Stored data entries:
──────
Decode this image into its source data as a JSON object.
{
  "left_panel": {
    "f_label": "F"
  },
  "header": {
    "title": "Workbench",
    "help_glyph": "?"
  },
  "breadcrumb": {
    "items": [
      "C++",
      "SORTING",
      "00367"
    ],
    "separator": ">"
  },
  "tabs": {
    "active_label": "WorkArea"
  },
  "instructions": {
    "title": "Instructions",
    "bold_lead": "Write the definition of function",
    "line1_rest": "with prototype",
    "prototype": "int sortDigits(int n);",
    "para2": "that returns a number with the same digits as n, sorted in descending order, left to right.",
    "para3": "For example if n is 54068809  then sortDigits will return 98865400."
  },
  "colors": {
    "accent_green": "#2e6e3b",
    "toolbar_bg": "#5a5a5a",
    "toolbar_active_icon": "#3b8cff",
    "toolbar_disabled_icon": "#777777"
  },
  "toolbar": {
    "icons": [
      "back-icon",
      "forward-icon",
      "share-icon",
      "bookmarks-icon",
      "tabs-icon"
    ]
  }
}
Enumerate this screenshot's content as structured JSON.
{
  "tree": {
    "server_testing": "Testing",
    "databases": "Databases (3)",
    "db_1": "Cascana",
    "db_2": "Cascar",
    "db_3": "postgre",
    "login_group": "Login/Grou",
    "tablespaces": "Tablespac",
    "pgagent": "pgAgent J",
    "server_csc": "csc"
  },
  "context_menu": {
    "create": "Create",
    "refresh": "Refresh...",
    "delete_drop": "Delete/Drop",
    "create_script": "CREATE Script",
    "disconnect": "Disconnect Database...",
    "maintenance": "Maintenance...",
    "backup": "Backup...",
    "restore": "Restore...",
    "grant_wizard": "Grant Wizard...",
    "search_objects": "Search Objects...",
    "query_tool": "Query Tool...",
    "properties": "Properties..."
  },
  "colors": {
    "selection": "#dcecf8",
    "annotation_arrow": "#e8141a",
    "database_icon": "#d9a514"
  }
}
──────
_To do_
Retype all of the material, keeping each line exact.

_Answer below_
Decode this image into its source data as a JSON object.
{
  "left_panel": {
    "f_label": "F"
  },
  "header": {
    "title": "Workbench",
    "help_glyph": "?"
  },
  "breadcrumb": {
    "items": [
      "C++",
      "SORTING",
      "00367"
    ],
    "separator": ">"
  },
  "tabs": {
    "active_label": "WorkArea"
  },
  "instructions": {
    "title": "Instructions",
    "bold_lead": "Write the definition of function",
    "line1_rest": "with prototype",
    "prototype": "int sortDigits(int n);",
    "para2": "that returns a number with the same digits as n, sorted in descending order, left to right.",
    "para3": "For example if n is 54068809  then sortDigits will return 98865400."
  },
  "colors": {
    "accent_green": "#2e6e3b",
    "toolbar_bg": "#5a5a5a",
    "toolbar_active_icon": "#3b8cff",
    "toolbar_disabled_icon": "#777777"
  },
  "toolbar": {
    "icons": [
      "back-icon",
      "forward-icon",
      "share-icon",
      "bookmarks-icon",
      "tabs-icon"
    ]
  }
}
Enumerate this screenshot's content as structured JSON.
{
  "tree": {
    "server_testing": "Testing",
    "databases": "Databases (3)",
    "db_1": "Cascana",
    "db_2": "Cascar",
    "db_3": "postgre",
    "login_group": "Login/Grou",
    "tablespaces": "Tablespac",
    "pgagent": "pgAgent J",
    "server_csc": "csc"
  },
  "context_menu": {
    "create": "Create",
    "refresh": "Refresh...",
    "delete_drop": "Delete/Drop",
    "create_script": "CREATE Script",
    "disconnect": "Disconnect Database...",
    "maintenance": "Maintenance...",
    "backup": "Backup...",
    "restore": "Restore...",
    "grant_wizard": "Grant Wizard...",
    "search_objects": "Search Objects...",
    "query_tool": "Query Tool...",
    "properties": "Properties..."
  },
  "colors": {
    "selection": "#dcecf8",
    "annotation_arrow": "#e8141a",
    "database_icon": "#d9a514"
  }
}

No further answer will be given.